- [Task input]:
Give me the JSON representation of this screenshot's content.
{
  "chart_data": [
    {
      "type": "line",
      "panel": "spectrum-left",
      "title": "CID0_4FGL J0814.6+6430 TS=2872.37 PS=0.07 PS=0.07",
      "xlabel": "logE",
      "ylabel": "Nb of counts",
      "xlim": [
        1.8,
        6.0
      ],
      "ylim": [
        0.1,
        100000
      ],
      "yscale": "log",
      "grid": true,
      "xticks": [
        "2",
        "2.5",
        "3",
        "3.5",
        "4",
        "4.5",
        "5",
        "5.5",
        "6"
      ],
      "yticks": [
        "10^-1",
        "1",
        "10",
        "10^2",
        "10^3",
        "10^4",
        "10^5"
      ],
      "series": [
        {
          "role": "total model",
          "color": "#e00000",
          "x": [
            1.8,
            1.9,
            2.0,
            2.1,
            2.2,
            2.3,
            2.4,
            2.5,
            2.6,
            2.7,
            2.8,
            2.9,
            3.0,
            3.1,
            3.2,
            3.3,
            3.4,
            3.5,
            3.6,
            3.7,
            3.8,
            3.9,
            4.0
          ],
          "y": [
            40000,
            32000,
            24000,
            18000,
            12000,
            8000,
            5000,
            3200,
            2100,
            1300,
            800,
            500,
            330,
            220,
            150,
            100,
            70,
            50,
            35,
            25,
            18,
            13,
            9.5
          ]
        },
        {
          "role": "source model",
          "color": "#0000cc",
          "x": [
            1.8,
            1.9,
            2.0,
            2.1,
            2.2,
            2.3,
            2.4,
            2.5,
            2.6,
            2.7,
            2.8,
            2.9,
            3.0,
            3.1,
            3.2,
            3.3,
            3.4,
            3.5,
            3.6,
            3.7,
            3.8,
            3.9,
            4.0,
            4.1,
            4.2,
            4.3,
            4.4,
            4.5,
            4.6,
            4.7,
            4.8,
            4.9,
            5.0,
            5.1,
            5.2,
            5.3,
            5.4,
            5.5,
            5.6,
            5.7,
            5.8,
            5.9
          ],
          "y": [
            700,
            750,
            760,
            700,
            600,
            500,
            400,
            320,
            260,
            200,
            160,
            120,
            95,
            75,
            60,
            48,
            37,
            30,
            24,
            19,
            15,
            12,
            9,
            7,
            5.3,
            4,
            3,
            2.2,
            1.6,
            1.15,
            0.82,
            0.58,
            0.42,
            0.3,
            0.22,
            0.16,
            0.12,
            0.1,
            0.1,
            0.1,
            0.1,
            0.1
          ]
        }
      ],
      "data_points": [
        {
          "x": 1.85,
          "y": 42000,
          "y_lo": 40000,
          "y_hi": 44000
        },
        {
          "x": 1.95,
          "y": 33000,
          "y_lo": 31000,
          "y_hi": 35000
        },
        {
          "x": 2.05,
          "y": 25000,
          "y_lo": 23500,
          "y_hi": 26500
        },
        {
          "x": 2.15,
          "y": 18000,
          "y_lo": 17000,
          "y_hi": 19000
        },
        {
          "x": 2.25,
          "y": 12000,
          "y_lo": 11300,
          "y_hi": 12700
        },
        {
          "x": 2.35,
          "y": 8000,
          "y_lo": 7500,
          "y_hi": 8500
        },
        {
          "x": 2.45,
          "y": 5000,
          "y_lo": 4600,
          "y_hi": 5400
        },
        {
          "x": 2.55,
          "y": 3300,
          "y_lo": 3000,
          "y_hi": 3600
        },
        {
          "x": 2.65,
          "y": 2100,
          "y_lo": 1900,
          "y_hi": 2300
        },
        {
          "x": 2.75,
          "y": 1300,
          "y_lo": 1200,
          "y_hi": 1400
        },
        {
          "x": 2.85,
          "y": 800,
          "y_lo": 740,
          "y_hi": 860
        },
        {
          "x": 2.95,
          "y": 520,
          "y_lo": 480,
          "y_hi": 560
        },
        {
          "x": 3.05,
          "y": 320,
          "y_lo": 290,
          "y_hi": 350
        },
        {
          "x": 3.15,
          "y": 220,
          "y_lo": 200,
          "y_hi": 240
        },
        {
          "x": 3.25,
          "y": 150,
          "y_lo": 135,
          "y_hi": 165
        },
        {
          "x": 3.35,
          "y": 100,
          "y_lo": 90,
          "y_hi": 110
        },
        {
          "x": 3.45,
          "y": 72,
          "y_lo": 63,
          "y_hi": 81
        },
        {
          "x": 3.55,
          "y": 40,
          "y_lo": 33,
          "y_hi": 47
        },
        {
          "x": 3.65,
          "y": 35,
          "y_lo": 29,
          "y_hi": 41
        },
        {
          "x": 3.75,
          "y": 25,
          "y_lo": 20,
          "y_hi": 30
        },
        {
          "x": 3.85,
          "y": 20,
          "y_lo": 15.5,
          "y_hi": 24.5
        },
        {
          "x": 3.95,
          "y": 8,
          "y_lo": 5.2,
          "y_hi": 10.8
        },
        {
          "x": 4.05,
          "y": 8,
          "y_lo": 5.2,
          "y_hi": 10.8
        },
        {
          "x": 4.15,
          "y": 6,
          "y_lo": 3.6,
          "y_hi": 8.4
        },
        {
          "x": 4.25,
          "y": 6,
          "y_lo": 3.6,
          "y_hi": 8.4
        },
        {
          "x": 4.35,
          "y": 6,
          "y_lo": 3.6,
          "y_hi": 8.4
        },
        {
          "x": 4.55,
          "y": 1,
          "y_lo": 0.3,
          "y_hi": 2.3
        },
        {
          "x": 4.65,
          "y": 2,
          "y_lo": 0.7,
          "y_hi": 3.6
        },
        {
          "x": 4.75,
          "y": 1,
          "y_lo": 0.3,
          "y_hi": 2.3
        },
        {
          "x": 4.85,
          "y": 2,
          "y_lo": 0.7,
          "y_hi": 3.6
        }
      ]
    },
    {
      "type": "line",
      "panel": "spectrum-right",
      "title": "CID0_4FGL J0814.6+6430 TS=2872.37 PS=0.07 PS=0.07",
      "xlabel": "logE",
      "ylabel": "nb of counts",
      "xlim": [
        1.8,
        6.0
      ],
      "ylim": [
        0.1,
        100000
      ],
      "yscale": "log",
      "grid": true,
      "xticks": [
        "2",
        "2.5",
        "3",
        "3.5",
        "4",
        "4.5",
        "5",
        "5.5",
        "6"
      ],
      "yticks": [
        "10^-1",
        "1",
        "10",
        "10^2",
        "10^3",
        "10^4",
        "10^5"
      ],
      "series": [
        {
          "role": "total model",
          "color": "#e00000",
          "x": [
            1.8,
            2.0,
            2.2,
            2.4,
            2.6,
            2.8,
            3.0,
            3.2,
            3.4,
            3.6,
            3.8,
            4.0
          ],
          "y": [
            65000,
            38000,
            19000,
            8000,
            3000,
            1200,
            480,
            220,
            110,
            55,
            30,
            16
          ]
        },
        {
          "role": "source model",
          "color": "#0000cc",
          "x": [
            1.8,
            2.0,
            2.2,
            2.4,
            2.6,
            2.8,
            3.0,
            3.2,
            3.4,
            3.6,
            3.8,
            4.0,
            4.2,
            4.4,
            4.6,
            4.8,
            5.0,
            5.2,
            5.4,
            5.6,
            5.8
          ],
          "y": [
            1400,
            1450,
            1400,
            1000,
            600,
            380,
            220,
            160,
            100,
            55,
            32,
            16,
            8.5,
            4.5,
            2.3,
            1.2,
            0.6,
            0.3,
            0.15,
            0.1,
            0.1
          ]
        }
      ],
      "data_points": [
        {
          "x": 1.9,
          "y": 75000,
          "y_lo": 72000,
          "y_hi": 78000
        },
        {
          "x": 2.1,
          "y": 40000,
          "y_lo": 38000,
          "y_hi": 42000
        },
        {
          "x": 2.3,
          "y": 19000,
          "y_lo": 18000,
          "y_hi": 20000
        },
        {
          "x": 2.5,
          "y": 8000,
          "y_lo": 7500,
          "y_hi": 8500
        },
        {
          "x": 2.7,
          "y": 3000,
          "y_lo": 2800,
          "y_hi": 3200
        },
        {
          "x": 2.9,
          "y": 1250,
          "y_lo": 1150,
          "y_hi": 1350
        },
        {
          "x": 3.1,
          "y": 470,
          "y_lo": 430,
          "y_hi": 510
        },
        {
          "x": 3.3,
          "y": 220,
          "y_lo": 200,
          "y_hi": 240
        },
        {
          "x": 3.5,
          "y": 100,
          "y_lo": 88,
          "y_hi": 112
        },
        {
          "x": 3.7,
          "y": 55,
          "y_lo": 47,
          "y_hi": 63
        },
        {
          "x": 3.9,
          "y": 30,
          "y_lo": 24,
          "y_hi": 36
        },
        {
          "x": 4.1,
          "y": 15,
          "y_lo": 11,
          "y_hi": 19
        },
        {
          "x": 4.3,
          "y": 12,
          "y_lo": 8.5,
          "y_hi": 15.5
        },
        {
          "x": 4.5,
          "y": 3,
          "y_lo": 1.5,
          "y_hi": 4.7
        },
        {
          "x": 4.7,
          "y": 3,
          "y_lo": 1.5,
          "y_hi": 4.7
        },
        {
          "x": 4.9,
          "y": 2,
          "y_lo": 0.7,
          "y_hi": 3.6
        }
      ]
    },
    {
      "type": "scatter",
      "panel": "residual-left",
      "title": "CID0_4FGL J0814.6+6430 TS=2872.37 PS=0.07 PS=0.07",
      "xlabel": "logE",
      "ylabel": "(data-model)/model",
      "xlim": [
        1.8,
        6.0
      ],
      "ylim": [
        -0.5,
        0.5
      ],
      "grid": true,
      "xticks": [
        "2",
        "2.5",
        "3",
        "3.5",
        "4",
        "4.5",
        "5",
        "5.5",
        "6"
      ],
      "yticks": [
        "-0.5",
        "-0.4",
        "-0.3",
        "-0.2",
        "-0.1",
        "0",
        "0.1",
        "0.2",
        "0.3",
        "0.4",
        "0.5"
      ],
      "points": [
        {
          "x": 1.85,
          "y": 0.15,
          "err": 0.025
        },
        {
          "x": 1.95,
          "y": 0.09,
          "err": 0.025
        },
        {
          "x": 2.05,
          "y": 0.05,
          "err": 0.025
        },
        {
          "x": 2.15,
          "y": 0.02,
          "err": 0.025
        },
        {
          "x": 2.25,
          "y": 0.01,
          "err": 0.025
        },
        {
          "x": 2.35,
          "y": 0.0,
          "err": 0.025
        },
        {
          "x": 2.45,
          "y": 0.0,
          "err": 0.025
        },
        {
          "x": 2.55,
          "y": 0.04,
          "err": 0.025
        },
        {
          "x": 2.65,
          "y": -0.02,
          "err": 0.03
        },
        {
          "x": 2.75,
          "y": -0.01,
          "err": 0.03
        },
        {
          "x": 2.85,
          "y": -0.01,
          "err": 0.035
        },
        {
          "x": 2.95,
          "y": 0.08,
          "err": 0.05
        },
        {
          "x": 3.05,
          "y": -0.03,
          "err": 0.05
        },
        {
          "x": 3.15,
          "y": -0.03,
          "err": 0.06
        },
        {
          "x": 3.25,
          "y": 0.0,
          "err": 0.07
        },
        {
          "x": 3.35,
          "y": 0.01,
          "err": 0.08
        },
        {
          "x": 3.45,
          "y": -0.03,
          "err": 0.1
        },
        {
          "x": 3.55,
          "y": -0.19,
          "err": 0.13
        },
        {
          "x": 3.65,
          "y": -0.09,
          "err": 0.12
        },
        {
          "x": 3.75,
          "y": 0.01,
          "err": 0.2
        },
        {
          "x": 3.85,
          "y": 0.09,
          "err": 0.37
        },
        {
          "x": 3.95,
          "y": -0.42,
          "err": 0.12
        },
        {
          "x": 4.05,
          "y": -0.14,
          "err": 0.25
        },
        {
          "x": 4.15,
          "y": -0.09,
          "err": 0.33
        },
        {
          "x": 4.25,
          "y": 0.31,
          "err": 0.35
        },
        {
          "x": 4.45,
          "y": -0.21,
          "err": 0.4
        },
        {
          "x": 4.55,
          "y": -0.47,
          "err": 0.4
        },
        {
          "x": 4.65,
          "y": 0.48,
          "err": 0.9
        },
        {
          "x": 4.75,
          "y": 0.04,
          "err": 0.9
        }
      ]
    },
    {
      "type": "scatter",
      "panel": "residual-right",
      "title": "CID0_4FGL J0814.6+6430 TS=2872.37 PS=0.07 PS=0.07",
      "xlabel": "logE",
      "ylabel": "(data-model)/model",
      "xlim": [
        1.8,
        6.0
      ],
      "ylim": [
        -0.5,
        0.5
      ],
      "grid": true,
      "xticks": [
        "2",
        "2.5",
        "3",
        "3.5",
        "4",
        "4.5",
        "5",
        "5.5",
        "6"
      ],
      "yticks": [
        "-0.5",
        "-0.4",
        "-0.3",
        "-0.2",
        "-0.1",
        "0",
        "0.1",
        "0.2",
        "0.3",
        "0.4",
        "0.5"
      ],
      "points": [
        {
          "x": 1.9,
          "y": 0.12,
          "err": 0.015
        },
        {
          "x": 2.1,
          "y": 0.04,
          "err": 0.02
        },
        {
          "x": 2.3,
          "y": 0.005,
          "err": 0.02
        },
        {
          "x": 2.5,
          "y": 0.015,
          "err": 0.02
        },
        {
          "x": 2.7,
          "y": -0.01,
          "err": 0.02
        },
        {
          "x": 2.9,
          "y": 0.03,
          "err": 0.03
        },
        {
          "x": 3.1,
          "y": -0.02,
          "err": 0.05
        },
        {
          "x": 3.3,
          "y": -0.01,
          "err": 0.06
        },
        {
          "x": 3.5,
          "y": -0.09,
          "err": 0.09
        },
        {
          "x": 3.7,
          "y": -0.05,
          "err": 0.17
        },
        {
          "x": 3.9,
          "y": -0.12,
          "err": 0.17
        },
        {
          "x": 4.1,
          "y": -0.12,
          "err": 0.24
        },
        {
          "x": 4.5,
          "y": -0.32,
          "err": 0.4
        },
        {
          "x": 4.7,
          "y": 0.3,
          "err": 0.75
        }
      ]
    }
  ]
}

- [Given instruction]: Copy out all lines that carry the word "panel".

- [Task output]:
      "panel": "spectrum-left",
      "panel": "spectrum-right",
      "panel": "residual-left",
      "panel": "residual-right",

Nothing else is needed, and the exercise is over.